▶ _Problem details_: Images embedded in the records are excluded; print everything else exactly as given.
— start of Provided records —
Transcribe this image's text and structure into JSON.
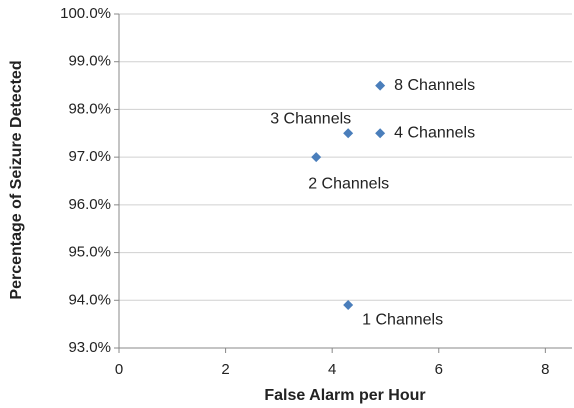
{
  "chart_data": {
    "type": "scatter",
    "x_label": "False Alarm per Hour",
    "y_label": "Percentage of Seizure Detected",
    "series": [
      {
        "color": "#4a7ebb",
        "x": [
          4.3,
          3.7,
          4.3,
          4.9,
          4.9
        ],
        "values": [
          93.9,
          97.0,
          97.5,
          97.5,
          98.5
        ],
        "point_labels": [
          "1 Channels",
          "2 Channels",
          "3 Channels",
          "4 Channels",
          "8 Channels"
        ]
      }
    ],
    "xlim": [
      0,
      8.5
    ],
    "xticks": [
      0,
      2,
      4,
      6,
      8
    ],
    "ylim": [
      93,
      100
    ],
    "yticks": [
      {
        "value": 93,
        "label": "93.0%"
      },
      {
        "value": 94,
        "label": "94.0%"
      },
      {
        "value": 95,
        "label": "95.0%"
      },
      {
        "value": 96,
        "label": "96.0%"
      },
      {
        "value": 97,
        "label": "97.0%"
      },
      {
        "value": 98,
        "label": "98.0%"
      },
      {
        "value": 99,
        "label": "99.0%"
      },
      {
        "value": 100,
        "label": "100.0%"
      }
    ],
    "grid": true
  }
}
— end of Provided records —
▶ _Answer to the exercise_:
Transcribe this image's text and structure into JSON.
{
  "chart_data": {
    "type": "scatter",
    "x_label": "False Alarm per Hour",
    "y_label": "Percentage of Seizure Detected",
    "series": [
      {
        "color": "#4a7ebb",
        "x": [
          4.3,
          3.7,
          4.3,
          4.9,
          4.9
        ],
        "values": [
          93.9,
          97.0,
          97.5,
          97.5,
          98.5
        ],
        "point_labels": [
          "1 Channels",
          "2 Channels",
          "3 Channels",
          "4 Channels",
          "8 Channels"
        ]
      }
    ],
    "xlim": [
      0,
      8.5
    ],
    "xticks": [
      0,
      2,
      4,
      6,
      8
    ],
    "ylim": [
      93,
      100
    ],
    "yticks": [
      {
        "value": 93,
        "label": "93.0%"
      },
      {
        "value": 94,
        "label": "94.0%"
      },
      {
        "value": 95,
        "label": "95.0%"
      },
      {
        "value": 96,
        "label": "96.0%"
      },
      {
        "value": 97,
        "label": "97.0%"
      },
      {
        "value": 98,
        "label": "98.0%"
      },
      {
        "value": 99,
        "label": "99.0%"
      },
      {
        "value": 100,
        "label": "100.0%"
      }
    ],
    "grid": true
  }
}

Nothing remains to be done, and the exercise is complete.